__OBJECTIFS__
[1] D'après le texte sur l'espionnage, entre quelles années se situent les six chapitres du roman « The Company » ?
[2] Recopiez fidèlement le passage du texte sur l'espionnage qui commence à « Le souci clinique » et se termine à « sont extrêmement poignantes. ».

__PAGE__

^^^^^^^^^^^^^^^^

L’espionnage fascine, et a toujours fasciné. C’est peut-être la nature de l’homme, intrinsèquement curieuse, à tendance voyeuse, que d’éprouver un besoin aussi viscéral – que répréhensible – de savoir ce qui se passe chez le voisin. L’art de l’espionnage est aussi vieux que celui de la guerre. Jules César, il y a deux mille ans, employait déjà des méthodes de cryptage pour protéger le contenu de ses correspondances militaires. Et il n’était probablement pas le premier !
Aujourd’hui, l’espionnage est devenu très aseptisé. Les nouvelles technologies, que ce soit la précision incroyable de l’imagerie satellite, ou l’espionnage de masse via les téléphones et ordinateurs, ont largement supplanté le renseignement humain, à la fois beaucoup plus périlleux pour les agents sur le terrain et bien moins rentable financièrement. Si ces techniques se sont considérablement développées pendant la Guerre Froide, cette période constitue également l’âge d’or de l’espionnage classique, celui des boîtes aux lettres mortes, des agents doubles – voire triples –, des opérations clandestines… et c’est sans doute pour cela qu’il s’agit du décor privilégié des romans et films d’espionnage des XXe et XXIe siècles.
« The Company » est un roman de Robert Littell centré sur l’agence de renseignement la plus célèbre du monde, la CIA (Central Intelligence Agency) américaine. Sur six chapitres chronologiques, espacés entre 1950 et 1991, l’auteur revient sur des épisodes marquants de la Guerre Froide au travers des yeux de trois personnages principaux et d’un ensemble de seconds rôles récurrents. L’ouvrage est caractérisé par sa manière d’entremêler un rapport quasiment documentaire sur le déroulement d’évènements réels et un récit plus romancé qui permet à ses personnages d’évoluer et de développer une intrigue de fiction.
Le souci clinique du détail de l’auteur se marie bien avec un style agréable à lire qui retranscrit une atmosphère différente pour chaque grande partie. La première, entièrement située à Berlin est, se déroule dans une ambiance mélancolique aux accents presque romanesques : la guerre est à peine finie qu’en démarre une nouvelle, qui ne dit pas son nom. Le chapitre consacré à l’insurrection de Budapest de 1956 possède un climat suffocant : la résignation des révoltés hongrois face à l’abandon des puissances occidentales, la détresse et l’impuissance de l’agent américain devant le massacre inéluctable qui se prépare et dont il ne peut qu’être témoin sont extrêmement poignantes.
Chaque partie permet également à Littell de partager le quotidien d’un espion ou d’expliquer les ficelles du métier du renseignement. Berlin est ainsi dédiée à la complexe, délicate, et parfois dangereusement intime, relation qui existe entre une taupe et son agent traitant. La séquence sur Cuba illustre les liens ténus qui existent entre l’espionnage et l’illégalité, et la manière dont la politique d’un pays peut – et doit – exercer un contrôle sur ses agences, parfois au net détriment de leur efficacité. La défection de Kukushkin et la traque de la taupe SASHA illustre de manière vertigineuse à quel point le jeu du contre-espionnage et de la désinformation peut être complexe : livrer un petit nombre de vraies informations afin de prouver sa crédibilité avant de lancer l’ennemi sur une fausse piste lorsque le sujet est important, voire mettre en danger un secret pour finalement mieux le protéger sont autant de techniques employées par les services de renseignement.

^^^^^^^^^^^^^^^^

__Données enregistrées__
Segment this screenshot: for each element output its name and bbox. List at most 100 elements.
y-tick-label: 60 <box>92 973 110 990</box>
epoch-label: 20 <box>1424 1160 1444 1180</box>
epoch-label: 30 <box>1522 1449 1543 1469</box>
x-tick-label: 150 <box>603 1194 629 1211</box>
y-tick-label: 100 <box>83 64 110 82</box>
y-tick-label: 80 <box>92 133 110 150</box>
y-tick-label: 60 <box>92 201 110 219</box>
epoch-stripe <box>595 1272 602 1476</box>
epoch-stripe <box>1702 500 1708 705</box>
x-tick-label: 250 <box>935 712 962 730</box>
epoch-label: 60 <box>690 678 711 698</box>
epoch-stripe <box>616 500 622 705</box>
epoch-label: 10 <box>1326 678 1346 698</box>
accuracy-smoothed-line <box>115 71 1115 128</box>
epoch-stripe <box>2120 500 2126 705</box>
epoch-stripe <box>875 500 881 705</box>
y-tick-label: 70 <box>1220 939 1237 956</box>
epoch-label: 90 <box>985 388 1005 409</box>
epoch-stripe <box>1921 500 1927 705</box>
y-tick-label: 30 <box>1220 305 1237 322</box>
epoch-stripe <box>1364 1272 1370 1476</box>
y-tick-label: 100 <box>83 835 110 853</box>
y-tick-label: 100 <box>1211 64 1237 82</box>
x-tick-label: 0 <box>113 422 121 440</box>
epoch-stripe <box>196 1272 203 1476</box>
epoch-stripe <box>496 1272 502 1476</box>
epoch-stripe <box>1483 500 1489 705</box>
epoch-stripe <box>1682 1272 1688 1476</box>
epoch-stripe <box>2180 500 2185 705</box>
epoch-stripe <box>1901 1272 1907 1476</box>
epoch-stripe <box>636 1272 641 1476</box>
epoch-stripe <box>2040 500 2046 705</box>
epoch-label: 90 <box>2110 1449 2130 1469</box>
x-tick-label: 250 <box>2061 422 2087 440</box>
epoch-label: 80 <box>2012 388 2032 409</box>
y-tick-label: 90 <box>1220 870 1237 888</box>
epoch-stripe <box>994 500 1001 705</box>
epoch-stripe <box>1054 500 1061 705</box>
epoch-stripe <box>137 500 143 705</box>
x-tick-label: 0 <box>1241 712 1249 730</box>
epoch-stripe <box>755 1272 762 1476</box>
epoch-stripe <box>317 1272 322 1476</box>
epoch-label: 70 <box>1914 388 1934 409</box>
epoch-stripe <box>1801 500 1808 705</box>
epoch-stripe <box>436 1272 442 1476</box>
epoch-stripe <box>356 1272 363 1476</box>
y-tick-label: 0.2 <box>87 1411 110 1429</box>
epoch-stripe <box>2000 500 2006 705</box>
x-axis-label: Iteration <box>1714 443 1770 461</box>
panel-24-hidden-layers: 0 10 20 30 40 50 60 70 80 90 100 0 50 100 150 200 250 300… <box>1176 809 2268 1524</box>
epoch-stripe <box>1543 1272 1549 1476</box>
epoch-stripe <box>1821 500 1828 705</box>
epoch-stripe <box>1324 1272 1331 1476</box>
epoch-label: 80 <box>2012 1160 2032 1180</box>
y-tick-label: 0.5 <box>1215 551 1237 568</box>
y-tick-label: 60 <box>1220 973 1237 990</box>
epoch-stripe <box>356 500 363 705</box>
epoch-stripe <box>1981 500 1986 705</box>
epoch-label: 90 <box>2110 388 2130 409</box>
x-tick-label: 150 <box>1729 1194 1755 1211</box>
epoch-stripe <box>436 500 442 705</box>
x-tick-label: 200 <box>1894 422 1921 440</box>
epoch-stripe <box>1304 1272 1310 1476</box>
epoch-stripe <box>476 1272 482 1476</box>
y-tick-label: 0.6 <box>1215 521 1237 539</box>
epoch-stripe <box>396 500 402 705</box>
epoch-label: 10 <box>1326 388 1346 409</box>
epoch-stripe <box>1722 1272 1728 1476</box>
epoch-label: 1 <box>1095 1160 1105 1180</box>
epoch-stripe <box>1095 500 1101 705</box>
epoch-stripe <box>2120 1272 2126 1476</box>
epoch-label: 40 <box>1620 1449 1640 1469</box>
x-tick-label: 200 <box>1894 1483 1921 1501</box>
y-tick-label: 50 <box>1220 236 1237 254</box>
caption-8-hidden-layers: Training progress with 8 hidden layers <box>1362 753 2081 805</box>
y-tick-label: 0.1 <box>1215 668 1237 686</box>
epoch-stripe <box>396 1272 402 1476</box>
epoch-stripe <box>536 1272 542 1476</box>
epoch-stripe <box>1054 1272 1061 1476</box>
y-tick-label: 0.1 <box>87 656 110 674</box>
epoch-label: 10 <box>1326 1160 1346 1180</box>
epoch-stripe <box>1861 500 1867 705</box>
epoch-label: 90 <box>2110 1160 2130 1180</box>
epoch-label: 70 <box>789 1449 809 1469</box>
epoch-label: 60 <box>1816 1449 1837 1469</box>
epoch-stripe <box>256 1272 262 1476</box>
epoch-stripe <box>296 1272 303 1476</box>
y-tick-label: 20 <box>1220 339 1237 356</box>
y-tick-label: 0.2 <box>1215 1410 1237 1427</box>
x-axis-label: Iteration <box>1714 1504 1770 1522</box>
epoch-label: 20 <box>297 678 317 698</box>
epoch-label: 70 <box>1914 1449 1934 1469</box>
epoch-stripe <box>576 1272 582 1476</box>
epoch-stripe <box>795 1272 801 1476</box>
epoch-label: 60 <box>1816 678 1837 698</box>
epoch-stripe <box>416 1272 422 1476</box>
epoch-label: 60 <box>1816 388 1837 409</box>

^^^^^^^^^^^^^^^^

__RÉPONSES DÉTAILLÉES__
[1] Entre 1950 et 1991.

[2]
Le souci clinique du détail de l’auteur se marie bien avec un style agréable à lire qui retranscrit une atmosphère différente pour chaque grande partie. La première, entièrement située à Berlin est, se déroule dans une ambiance mélancolique aux accents presque romanesques : la guerre est à peine finie qu’en démarre une nouvelle, qui ne dit pas son nom. Le chapitre consacré à l’insurrection de Budapest de 1956 possède un climat suffocant : la résignation des révoltés hongrois face à l’abandon des puissances occidentales, la détresse et l’impuissance de l’agent américain devant le massacre inéluctable qui se prépare et dont il ne peut qu’être témoin sont extrêmement poignantes.